===== DATASET RECORDS =====
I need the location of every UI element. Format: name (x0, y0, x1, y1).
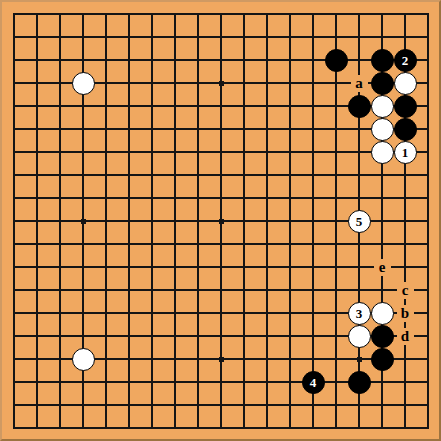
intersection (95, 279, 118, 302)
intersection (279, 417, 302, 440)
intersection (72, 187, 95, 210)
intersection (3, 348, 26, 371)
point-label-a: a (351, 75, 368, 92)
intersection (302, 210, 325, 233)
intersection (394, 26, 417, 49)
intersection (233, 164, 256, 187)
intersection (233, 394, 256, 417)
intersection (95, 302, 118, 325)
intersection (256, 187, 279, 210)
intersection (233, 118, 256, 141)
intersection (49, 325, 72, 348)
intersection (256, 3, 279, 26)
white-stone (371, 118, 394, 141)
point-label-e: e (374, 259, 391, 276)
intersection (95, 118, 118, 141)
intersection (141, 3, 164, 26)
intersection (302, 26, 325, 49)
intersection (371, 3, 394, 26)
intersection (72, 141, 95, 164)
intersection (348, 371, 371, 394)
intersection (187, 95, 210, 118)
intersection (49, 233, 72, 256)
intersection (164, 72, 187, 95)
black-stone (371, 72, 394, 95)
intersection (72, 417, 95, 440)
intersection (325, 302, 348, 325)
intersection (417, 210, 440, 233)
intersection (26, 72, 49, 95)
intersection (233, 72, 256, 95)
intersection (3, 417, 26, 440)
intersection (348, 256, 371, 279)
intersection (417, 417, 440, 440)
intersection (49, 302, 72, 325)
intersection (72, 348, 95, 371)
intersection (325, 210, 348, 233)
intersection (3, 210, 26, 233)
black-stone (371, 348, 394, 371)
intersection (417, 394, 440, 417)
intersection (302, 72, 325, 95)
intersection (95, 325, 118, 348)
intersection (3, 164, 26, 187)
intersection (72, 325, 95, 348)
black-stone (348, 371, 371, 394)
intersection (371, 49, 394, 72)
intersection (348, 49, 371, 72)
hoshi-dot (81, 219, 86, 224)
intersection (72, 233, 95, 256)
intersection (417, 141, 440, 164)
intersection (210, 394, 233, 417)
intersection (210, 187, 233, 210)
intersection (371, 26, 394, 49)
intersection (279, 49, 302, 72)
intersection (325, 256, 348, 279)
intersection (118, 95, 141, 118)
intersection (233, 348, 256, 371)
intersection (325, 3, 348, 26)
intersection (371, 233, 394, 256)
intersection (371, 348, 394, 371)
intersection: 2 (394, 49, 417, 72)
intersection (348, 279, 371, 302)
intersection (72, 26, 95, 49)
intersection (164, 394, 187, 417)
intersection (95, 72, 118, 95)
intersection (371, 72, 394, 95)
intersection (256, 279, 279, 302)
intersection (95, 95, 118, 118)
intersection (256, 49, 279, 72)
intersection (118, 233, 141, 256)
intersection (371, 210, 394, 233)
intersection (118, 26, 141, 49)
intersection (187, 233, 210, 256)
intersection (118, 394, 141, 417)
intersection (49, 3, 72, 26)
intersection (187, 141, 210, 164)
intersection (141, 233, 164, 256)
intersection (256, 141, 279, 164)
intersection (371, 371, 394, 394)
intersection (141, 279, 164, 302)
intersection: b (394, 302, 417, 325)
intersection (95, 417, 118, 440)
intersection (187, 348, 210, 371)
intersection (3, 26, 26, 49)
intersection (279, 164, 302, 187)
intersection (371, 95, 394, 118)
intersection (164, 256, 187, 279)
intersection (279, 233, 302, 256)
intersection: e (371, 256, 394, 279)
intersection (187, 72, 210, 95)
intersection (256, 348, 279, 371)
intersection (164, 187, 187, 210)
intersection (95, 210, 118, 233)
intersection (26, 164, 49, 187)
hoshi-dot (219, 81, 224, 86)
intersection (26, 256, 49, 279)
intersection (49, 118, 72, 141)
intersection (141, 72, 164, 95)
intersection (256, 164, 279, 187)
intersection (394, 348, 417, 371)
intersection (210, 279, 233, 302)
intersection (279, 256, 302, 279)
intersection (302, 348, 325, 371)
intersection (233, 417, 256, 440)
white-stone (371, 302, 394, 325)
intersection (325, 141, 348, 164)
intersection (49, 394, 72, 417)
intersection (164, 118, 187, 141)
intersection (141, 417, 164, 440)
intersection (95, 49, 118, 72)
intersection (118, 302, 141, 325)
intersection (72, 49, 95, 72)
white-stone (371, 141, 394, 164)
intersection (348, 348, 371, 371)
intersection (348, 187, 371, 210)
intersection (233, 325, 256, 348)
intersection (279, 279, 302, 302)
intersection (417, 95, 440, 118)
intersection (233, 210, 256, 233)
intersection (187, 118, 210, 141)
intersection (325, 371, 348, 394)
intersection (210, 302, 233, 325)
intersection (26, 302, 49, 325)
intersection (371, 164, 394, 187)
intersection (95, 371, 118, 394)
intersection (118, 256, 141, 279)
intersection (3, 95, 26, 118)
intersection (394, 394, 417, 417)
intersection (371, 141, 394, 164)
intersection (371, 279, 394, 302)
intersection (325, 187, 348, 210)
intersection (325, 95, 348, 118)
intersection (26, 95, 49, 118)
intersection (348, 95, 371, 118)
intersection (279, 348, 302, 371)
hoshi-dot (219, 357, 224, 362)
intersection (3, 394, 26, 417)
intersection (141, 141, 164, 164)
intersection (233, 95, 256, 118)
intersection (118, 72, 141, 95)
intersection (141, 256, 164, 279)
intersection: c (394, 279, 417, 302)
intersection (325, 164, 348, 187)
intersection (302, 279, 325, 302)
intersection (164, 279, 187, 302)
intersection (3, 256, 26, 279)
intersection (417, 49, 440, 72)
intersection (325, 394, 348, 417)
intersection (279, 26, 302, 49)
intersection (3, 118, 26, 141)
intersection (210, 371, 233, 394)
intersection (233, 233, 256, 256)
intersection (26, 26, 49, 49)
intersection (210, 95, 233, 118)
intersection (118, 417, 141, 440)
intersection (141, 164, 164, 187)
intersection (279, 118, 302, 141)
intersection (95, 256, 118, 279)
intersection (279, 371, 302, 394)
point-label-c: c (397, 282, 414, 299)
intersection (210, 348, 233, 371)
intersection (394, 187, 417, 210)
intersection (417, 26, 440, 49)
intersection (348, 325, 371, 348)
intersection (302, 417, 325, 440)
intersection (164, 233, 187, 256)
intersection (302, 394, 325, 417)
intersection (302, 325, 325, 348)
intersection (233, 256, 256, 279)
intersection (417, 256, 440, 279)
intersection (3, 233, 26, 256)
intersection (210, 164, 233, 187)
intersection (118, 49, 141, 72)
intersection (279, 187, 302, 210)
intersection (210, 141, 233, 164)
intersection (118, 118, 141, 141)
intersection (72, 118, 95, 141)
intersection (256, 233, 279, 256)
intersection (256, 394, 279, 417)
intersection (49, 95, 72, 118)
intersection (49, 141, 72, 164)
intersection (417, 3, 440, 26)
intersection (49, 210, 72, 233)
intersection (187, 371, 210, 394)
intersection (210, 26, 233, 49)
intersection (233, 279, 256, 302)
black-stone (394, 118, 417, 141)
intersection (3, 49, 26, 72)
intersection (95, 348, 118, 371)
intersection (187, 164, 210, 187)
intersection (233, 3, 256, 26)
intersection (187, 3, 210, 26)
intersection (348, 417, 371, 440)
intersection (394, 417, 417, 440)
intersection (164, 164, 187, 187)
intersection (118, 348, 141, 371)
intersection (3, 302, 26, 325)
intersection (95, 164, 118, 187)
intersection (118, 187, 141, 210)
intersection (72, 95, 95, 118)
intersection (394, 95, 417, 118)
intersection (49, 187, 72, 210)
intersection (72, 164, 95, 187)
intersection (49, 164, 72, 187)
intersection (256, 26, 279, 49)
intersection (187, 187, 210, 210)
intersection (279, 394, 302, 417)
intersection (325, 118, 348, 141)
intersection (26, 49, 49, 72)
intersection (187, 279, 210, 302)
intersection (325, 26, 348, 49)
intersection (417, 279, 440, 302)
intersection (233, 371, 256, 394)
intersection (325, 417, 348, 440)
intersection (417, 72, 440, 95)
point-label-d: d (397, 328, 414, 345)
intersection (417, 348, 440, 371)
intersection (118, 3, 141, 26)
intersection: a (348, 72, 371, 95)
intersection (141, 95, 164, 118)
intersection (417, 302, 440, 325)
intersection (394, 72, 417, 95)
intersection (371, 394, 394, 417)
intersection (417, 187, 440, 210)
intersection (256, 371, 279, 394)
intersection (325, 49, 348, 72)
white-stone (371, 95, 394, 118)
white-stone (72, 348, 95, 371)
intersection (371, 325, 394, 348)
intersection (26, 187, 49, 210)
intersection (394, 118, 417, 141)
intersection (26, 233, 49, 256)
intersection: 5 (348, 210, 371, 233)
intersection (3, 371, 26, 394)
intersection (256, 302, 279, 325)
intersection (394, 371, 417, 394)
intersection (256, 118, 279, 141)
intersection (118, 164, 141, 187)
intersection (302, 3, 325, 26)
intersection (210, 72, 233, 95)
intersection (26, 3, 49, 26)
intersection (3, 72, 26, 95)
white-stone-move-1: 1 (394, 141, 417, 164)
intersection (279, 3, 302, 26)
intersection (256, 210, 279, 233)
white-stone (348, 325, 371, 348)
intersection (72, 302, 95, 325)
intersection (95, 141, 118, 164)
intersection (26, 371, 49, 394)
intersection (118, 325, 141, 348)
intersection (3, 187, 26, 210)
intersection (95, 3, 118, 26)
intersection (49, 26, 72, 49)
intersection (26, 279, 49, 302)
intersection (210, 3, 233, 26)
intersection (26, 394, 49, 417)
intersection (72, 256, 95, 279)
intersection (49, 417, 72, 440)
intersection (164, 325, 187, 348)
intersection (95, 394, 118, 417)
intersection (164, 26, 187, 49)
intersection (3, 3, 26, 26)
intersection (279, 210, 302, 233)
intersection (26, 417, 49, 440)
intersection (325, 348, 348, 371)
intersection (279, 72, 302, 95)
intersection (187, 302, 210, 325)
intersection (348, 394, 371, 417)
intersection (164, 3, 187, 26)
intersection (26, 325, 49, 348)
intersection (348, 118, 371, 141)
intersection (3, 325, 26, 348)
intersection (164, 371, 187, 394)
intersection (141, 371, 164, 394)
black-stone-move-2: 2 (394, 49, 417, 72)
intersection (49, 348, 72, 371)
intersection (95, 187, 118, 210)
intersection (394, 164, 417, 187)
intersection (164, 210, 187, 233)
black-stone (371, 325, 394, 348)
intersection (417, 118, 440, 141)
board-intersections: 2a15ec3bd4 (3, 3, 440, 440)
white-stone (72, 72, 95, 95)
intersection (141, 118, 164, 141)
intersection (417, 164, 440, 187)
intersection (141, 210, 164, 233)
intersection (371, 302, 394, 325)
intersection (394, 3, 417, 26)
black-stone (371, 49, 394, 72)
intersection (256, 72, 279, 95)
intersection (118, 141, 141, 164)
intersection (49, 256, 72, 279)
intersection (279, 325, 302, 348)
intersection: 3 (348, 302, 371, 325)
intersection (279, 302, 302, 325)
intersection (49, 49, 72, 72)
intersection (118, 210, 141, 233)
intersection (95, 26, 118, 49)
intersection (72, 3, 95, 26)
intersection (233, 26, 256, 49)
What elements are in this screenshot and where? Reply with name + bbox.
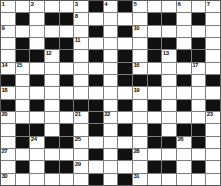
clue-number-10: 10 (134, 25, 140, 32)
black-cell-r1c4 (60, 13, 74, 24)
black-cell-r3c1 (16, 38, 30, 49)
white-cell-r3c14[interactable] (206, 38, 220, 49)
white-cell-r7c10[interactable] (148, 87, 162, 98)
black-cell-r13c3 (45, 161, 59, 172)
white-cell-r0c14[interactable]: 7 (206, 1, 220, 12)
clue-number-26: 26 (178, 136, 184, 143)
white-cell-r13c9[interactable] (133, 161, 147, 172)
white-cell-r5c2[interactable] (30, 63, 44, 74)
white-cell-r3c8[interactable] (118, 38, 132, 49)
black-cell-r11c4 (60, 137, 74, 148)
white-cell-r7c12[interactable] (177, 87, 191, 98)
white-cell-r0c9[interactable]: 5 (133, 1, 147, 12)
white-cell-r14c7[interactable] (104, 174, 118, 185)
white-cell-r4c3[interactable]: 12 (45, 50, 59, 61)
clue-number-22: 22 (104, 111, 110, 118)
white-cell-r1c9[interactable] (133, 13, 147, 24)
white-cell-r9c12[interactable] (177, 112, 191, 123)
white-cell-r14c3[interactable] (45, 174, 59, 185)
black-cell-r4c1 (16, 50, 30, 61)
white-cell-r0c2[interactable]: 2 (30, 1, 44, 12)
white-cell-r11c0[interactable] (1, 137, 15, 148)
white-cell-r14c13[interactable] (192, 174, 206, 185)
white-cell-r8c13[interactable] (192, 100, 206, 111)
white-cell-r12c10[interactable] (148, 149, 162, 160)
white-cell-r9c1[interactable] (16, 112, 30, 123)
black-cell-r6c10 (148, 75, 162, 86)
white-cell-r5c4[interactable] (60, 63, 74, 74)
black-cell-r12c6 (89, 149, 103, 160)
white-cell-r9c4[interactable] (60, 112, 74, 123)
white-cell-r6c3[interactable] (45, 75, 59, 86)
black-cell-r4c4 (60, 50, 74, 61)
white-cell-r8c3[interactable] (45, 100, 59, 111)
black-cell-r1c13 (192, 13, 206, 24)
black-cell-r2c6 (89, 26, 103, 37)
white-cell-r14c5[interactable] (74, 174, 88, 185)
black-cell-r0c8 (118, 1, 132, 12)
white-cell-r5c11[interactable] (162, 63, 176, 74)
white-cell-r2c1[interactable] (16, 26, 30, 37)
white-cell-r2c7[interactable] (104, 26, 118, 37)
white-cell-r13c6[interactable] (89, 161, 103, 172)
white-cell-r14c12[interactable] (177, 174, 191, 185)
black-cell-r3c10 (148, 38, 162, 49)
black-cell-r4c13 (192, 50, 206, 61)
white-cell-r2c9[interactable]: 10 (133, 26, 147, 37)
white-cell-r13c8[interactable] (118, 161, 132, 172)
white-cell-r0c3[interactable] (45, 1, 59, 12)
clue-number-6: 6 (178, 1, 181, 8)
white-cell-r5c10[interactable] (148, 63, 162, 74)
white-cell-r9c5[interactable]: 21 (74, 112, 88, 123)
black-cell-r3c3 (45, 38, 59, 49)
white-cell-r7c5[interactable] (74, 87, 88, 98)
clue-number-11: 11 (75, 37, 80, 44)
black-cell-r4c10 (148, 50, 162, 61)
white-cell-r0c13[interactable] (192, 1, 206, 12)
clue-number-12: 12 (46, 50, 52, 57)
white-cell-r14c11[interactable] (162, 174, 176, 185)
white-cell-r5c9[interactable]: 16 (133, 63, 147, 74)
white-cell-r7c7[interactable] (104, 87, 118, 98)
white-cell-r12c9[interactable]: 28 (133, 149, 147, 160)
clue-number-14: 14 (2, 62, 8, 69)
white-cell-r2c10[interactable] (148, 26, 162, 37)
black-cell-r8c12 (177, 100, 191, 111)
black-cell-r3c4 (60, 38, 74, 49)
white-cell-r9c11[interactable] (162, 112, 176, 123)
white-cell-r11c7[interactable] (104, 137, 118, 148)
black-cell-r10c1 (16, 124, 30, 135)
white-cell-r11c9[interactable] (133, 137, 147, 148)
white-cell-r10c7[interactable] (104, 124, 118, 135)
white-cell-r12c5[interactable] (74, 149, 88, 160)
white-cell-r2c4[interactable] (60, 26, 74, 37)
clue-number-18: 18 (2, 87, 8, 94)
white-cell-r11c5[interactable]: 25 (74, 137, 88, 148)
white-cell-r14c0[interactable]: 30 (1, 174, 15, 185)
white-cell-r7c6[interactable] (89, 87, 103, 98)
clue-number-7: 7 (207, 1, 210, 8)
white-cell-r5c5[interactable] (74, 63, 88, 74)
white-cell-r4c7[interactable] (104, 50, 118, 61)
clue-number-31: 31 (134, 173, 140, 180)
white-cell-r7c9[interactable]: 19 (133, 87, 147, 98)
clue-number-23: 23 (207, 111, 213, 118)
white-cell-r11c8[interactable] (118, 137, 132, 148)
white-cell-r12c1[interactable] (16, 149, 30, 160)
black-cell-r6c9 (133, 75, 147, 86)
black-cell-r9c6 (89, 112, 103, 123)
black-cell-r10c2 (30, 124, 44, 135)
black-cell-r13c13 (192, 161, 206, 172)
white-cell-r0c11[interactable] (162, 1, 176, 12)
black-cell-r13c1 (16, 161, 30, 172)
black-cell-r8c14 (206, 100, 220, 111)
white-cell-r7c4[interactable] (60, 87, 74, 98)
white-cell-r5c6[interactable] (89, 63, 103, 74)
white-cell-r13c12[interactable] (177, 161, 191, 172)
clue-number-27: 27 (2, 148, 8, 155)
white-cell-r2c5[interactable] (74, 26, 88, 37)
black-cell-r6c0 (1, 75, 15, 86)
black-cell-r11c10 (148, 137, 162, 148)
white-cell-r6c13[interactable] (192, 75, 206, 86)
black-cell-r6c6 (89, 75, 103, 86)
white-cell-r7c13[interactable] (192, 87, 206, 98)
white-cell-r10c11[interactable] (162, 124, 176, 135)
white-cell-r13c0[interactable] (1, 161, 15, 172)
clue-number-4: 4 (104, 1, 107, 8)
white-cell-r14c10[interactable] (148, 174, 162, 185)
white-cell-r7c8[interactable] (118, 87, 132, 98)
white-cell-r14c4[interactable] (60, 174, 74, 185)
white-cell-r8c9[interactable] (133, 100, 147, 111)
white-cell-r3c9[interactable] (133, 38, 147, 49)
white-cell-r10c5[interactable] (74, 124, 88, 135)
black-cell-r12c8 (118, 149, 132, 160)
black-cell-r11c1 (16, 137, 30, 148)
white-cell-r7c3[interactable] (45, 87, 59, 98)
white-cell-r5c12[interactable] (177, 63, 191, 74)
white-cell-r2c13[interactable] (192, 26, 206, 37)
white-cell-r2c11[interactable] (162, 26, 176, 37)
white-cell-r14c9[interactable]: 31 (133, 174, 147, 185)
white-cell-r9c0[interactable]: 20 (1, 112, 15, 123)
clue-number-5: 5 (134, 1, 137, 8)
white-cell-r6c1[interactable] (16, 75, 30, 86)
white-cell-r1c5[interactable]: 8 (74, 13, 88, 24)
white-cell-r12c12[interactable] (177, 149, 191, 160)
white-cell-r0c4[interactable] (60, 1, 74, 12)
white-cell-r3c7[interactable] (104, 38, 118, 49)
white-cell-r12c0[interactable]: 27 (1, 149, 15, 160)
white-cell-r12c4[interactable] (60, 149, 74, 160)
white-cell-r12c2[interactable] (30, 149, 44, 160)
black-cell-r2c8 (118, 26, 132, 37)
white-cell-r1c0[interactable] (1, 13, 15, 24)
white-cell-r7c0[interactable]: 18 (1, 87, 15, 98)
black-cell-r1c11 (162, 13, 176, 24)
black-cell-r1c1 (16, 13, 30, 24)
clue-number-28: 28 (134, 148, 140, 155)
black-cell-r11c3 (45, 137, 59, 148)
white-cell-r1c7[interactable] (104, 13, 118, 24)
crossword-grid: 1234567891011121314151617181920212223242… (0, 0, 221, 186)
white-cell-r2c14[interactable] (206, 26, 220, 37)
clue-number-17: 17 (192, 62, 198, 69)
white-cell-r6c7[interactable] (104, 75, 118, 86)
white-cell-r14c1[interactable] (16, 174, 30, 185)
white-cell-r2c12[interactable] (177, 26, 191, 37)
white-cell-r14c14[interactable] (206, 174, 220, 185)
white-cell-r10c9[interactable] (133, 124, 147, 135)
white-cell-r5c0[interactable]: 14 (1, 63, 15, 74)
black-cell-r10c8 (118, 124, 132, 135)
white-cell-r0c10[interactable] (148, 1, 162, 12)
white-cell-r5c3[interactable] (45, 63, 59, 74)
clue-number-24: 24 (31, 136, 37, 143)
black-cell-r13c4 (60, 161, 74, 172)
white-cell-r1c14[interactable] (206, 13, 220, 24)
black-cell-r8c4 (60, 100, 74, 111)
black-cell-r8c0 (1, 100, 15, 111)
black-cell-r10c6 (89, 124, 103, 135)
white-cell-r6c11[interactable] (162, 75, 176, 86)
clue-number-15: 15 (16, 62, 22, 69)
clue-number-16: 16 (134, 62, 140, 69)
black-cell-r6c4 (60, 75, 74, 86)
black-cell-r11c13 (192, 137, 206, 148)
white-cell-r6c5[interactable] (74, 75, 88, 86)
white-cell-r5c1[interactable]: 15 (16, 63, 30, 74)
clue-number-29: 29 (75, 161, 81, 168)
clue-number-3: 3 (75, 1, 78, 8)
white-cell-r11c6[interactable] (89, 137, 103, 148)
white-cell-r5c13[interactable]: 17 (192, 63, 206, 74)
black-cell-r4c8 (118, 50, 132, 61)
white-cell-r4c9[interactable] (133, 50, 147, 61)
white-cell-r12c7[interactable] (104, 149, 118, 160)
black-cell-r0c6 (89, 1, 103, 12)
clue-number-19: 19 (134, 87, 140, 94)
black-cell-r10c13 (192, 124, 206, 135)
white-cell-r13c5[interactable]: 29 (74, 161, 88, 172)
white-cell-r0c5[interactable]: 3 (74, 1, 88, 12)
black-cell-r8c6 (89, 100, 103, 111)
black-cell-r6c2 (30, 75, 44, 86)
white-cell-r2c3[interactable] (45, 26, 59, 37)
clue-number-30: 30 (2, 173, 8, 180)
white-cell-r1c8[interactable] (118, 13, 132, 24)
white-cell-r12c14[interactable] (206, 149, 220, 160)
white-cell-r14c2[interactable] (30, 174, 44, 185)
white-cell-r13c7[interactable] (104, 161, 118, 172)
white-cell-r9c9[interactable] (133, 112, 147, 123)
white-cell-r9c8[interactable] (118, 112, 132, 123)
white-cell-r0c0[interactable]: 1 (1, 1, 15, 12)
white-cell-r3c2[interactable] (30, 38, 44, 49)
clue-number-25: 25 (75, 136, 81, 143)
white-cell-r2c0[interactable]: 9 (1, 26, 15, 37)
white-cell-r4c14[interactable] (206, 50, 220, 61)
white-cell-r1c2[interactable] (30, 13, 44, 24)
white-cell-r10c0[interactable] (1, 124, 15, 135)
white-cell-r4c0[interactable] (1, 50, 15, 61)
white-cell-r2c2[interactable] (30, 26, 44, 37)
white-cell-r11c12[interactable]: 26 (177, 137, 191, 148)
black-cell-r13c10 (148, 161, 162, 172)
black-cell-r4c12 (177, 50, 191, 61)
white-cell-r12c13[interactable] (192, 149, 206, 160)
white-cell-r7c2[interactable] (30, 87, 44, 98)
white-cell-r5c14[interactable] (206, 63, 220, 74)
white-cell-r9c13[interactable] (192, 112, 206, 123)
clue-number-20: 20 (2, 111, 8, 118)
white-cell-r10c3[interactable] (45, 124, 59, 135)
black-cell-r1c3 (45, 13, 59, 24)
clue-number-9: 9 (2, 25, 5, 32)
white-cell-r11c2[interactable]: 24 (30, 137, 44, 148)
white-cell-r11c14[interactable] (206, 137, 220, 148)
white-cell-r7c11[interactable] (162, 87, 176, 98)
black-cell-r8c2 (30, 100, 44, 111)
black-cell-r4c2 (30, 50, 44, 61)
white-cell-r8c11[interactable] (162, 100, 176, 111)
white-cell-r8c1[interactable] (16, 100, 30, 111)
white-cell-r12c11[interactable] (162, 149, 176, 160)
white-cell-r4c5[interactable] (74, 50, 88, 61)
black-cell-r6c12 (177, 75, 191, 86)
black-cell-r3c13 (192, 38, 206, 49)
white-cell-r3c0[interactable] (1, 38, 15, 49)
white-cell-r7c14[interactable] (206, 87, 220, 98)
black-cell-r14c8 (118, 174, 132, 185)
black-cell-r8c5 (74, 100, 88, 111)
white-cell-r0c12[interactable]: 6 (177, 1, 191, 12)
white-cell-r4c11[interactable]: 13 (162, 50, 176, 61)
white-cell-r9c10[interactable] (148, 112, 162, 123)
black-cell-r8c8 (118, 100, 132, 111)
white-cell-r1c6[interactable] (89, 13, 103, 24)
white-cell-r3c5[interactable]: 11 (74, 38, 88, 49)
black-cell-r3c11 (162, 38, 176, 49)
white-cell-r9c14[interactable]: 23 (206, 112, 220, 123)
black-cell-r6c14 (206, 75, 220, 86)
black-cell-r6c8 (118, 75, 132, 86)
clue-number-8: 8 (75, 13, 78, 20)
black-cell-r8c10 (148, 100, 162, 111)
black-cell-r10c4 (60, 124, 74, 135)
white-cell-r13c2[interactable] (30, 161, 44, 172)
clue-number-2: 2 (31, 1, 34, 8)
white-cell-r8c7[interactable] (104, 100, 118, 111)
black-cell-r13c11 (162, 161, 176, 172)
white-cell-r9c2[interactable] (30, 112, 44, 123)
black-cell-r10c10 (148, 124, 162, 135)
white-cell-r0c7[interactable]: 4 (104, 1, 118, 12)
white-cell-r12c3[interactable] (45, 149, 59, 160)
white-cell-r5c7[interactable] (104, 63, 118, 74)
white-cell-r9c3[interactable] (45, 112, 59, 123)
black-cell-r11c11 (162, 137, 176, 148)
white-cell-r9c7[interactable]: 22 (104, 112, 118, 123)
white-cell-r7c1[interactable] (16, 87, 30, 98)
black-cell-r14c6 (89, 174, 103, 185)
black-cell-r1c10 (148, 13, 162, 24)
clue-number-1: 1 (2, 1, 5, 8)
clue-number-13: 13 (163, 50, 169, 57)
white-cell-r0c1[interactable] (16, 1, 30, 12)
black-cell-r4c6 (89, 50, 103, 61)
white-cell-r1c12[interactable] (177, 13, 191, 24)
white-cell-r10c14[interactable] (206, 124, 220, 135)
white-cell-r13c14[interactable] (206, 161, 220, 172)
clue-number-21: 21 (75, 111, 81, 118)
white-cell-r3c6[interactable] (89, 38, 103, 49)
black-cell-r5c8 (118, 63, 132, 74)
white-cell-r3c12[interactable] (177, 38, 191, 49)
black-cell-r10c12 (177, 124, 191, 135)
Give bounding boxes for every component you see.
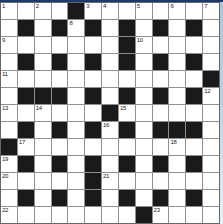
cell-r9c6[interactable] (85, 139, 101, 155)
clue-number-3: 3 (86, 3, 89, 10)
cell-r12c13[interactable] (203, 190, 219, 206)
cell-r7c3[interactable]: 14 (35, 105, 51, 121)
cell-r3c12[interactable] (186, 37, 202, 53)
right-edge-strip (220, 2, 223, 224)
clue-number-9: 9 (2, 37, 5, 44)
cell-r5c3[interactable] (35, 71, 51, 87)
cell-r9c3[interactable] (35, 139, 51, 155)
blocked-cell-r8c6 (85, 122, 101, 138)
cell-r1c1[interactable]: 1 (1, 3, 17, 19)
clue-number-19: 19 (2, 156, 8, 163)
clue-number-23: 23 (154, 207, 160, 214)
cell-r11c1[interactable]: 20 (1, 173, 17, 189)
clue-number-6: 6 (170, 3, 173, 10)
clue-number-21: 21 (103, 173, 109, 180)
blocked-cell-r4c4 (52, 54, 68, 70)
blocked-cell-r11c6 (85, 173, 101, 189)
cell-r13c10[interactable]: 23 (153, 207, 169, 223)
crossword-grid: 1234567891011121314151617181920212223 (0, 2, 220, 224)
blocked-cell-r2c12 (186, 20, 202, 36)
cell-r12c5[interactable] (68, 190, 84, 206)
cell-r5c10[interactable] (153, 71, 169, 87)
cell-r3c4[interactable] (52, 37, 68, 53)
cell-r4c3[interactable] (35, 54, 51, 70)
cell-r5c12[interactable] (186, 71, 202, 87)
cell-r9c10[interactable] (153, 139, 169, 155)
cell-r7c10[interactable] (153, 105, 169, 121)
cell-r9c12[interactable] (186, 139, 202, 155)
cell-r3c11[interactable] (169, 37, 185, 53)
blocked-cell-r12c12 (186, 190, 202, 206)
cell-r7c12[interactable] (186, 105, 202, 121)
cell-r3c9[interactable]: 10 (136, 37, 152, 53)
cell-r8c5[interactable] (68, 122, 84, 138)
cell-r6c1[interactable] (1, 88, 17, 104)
=====
Copy out the stretch of the material from the line that contains "cell-r9c6[interactable] (85, 139, 101, 155)" through the line that contains "cell-r9c12[interactable] (186, 139, 202, 155)", both included, without changing anything.

cell-r9c6[interactable] (85, 139, 101, 155)
clue-number-3: 3 (86, 3, 89, 10)
cell-r12c13[interactable] (203, 190, 219, 206)
cell-r7c3[interactable]: 14 (35, 105, 51, 121)
cell-r3c12[interactable] (186, 37, 202, 53)
right-edge-strip (220, 2, 223, 224)
clue-number-9: 9 (2, 37, 5, 44)
cell-r5c3[interactable] (35, 71, 51, 87)
cell-r9c3[interactable] (35, 139, 51, 155)
blocked-cell-r8c6 (85, 122, 101, 138)
cell-r1c1[interactable]: 1 (1, 3, 17, 19)
clue-number-19: 19 (2, 156, 8, 163)
clue-number-23: 23 (154, 207, 160, 214)
cell-r11c1[interactable]: 20 (1, 173, 17, 189)
clue-number-6: 6 (170, 3, 173, 10)
clue-number-21: 21 (103, 173, 109, 180)
blocked-cell-r4c4 (52, 54, 68, 70)
blocked-cell-r11c6 (85, 173, 101, 189)
cell-r13c10[interactable]: 23 (153, 207, 169, 223)
crossword-grid: 1234567891011121314151617181920212223 (0, 2, 220, 224)
blocked-cell-r2c12 (186, 20, 202, 36)
cell-r12c5[interactable] (68, 190, 84, 206)
cell-r5c10[interactable] (153, 71, 169, 87)
cell-r3c4[interactable] (52, 37, 68, 53)
cell-r4c3[interactable] (35, 54, 51, 70)
cell-r5c12[interactable] (186, 71, 202, 87)
cell-r9c10[interactable] (153, 139, 169, 155)
cell-r7c10[interactable] (153, 105, 169, 121)
cell-r9c12[interactable] (186, 139, 202, 155)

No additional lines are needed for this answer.